> [Written request]: Locate the word "tartalék" in the entries below, then gather every line that holds it.

> [Recorded data]:
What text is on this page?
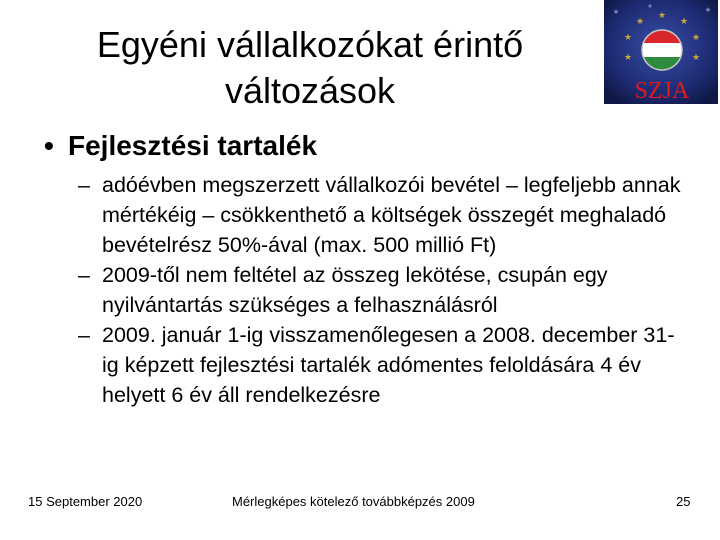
Egyéni vállalkozókat érintő
változások
★
★
★
★
★
★
★
★	★
★
SZJA
• Fejlesztési tartalék
– adóévben megszerzett vállalkozói bevétel – legfeljebb annak mértékéig – csökkenthető a költségek összegét meghaladó bevételrész 50%-ával (max. 500 millió Ft)
– 2009-től nem feltétel az összeg lekötése, csupán egy nyilvántartás szükséges a felhasználásról
– 2009. január 1-ig visszamenőlegesen a 2008. december 31-ig képzett fejlesztési tartalék adómentes feloldására 4 év helyett 6 év áll rendelkezésre
15 September 2020	Mérlegképes kötelező továbbképzés 2009	25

> [Response below]:
• Fejlesztési tartalék
– 2009. január 1-ig visszamenőlegesen a 2008. december 31-ig képzett fejlesztési tartalék adómentes feloldására 4 év helyett 6 év áll rendelkezésre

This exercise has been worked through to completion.